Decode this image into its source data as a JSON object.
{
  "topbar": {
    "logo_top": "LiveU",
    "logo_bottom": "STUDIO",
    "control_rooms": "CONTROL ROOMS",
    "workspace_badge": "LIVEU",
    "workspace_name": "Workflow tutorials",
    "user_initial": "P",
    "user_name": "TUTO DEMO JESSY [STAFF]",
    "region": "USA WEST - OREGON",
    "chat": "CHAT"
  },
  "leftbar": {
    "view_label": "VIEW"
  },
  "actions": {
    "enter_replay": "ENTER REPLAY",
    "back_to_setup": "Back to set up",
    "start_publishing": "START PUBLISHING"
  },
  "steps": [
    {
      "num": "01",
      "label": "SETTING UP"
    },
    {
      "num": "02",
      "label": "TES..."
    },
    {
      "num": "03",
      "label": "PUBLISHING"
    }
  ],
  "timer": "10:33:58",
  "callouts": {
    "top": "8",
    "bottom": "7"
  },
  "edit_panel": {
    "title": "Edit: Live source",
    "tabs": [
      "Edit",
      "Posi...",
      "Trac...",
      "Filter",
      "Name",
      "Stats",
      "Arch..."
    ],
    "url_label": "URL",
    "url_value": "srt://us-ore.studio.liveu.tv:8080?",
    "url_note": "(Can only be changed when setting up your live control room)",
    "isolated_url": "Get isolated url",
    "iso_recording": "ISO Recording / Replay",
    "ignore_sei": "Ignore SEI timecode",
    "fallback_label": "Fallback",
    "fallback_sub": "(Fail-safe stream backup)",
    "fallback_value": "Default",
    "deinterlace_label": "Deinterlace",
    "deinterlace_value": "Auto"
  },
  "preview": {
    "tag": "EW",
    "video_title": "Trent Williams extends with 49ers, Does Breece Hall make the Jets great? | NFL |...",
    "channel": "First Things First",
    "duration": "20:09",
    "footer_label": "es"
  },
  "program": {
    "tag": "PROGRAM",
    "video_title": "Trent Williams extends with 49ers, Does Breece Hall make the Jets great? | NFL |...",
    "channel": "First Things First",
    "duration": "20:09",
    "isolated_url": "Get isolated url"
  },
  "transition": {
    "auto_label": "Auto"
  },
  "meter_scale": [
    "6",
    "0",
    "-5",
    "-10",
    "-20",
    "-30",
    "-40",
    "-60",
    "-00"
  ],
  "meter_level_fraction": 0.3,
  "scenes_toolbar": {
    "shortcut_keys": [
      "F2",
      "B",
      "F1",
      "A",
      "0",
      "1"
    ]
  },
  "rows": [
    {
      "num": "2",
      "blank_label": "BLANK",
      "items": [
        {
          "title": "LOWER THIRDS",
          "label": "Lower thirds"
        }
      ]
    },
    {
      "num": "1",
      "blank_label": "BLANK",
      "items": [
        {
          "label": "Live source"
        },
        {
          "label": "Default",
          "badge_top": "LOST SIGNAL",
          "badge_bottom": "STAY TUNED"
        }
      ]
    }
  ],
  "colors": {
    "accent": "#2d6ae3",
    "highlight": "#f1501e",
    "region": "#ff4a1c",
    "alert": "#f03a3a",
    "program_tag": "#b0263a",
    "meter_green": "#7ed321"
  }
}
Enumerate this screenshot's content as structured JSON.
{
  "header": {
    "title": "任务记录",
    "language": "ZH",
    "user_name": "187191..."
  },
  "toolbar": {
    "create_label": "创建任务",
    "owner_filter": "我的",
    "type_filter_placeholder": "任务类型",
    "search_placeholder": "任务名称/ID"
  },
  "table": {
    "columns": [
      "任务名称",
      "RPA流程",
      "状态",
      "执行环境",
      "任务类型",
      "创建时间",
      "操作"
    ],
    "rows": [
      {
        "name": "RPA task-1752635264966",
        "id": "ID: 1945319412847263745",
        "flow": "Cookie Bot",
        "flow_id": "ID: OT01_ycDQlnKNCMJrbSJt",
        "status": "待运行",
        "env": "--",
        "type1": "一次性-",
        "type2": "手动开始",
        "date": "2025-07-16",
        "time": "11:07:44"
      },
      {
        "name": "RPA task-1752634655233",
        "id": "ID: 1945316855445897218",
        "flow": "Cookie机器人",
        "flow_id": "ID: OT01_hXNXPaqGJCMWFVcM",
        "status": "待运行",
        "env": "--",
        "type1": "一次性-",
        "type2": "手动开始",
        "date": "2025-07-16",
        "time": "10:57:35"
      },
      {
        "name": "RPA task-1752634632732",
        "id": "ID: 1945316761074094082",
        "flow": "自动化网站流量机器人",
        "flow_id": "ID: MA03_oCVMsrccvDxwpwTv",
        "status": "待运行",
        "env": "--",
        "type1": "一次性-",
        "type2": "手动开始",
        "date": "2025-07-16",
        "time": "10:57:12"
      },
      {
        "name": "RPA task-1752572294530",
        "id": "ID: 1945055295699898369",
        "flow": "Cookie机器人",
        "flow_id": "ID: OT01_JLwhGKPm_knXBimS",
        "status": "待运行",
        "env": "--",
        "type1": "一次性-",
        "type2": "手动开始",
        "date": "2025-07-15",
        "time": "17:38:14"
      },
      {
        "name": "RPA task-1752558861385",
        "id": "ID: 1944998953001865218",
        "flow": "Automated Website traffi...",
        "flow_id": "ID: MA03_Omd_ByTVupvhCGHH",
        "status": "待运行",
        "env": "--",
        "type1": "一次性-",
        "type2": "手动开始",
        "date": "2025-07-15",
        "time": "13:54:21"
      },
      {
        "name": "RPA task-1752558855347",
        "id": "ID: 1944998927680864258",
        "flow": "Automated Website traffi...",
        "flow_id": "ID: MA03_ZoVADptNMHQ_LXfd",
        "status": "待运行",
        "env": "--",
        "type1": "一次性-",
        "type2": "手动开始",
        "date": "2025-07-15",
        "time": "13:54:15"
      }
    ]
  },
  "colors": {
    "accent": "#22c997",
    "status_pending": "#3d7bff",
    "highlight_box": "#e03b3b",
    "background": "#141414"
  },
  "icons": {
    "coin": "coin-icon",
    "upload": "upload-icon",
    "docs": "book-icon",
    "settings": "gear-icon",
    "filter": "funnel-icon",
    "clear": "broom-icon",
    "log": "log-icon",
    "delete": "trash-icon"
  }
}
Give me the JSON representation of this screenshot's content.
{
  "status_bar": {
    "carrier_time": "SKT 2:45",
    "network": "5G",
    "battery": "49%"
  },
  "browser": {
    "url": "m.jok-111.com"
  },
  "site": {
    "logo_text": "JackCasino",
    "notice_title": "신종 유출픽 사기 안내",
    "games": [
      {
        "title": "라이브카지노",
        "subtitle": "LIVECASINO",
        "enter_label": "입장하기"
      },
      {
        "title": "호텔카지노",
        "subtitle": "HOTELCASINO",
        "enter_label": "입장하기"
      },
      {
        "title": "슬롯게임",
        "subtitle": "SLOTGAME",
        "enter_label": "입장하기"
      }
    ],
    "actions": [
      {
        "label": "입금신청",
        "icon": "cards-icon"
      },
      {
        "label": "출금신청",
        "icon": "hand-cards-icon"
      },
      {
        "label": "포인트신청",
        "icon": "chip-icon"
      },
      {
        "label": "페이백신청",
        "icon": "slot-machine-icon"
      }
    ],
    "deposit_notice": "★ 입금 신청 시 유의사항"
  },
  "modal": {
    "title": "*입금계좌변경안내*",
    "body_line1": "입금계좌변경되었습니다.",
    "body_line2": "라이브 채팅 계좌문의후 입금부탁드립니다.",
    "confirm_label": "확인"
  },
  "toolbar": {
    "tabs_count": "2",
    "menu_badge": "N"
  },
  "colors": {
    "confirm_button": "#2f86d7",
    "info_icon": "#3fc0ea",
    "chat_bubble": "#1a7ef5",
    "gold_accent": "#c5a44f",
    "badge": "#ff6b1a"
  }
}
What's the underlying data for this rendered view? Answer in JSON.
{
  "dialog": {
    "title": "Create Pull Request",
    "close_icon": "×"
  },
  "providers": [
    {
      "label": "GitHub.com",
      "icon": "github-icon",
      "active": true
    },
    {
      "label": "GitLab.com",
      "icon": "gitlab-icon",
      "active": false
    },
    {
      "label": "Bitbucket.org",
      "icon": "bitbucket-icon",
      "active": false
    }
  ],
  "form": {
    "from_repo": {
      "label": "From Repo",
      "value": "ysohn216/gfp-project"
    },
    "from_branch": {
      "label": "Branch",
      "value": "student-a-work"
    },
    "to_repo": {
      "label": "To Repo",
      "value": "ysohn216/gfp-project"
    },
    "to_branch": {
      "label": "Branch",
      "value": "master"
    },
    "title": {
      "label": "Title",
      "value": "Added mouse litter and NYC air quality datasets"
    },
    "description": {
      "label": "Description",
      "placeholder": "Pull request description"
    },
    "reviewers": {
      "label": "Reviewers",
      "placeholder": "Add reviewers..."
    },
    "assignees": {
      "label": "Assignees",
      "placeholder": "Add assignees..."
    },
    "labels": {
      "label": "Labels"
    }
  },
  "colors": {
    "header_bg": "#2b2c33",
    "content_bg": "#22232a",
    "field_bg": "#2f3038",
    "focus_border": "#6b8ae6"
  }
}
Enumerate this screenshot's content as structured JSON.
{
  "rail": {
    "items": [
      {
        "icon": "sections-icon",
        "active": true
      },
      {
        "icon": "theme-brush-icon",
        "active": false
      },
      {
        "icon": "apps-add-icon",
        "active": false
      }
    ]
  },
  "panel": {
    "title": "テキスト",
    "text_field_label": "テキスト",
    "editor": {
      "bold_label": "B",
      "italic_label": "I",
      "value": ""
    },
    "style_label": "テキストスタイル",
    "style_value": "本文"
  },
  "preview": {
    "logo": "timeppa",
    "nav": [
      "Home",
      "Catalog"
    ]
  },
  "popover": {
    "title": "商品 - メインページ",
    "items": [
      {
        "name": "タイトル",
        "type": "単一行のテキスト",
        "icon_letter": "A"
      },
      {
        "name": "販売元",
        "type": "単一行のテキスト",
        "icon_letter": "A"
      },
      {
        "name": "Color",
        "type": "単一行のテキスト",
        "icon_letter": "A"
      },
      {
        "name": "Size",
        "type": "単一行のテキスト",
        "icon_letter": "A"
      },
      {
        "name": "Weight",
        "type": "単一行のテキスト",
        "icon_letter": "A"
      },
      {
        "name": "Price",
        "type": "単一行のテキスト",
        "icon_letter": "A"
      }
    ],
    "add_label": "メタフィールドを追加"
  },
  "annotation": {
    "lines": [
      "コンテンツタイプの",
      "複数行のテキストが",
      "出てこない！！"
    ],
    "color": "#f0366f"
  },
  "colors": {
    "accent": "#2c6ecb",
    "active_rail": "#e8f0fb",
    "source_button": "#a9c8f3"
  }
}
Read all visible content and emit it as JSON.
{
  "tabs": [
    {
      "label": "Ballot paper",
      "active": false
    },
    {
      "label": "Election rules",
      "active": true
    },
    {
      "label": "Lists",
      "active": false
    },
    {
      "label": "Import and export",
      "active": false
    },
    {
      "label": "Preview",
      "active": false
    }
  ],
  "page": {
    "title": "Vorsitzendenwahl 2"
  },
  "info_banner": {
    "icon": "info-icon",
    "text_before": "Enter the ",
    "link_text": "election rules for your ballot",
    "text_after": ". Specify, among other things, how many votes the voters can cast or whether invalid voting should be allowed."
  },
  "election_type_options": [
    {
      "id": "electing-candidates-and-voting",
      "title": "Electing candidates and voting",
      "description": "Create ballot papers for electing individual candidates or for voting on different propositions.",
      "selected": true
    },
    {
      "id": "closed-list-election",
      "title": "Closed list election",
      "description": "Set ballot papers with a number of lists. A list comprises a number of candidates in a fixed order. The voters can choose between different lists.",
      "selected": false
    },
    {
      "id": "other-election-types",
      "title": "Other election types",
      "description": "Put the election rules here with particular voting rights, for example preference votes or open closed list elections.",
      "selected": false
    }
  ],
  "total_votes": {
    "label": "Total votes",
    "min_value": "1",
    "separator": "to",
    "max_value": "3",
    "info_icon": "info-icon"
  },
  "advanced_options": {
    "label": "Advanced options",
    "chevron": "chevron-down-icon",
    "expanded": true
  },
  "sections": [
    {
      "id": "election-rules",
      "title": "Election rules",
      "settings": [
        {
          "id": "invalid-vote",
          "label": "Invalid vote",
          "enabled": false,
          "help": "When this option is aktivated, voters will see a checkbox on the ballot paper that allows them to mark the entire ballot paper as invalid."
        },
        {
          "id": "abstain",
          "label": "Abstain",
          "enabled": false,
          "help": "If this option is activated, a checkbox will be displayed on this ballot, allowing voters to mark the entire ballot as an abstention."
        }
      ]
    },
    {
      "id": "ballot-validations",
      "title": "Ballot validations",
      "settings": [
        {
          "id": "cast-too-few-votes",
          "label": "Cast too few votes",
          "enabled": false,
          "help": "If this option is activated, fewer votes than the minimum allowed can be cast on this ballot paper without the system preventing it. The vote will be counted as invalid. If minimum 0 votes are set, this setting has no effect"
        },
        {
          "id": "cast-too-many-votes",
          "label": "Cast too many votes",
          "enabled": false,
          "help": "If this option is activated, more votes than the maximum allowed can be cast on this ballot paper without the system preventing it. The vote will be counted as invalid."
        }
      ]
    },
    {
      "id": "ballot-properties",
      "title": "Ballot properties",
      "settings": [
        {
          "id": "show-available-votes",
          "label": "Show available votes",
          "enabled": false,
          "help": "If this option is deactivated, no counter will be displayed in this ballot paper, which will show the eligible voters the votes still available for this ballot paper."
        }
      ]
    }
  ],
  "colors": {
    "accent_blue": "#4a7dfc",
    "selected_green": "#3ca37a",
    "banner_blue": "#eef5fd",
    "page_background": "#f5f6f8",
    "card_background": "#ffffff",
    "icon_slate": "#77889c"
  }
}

+===+

List all lines above in which the string "cards" appears.

Exercise output:
        "icon": "cards-icon"
        "icon": "hand-cards-icon"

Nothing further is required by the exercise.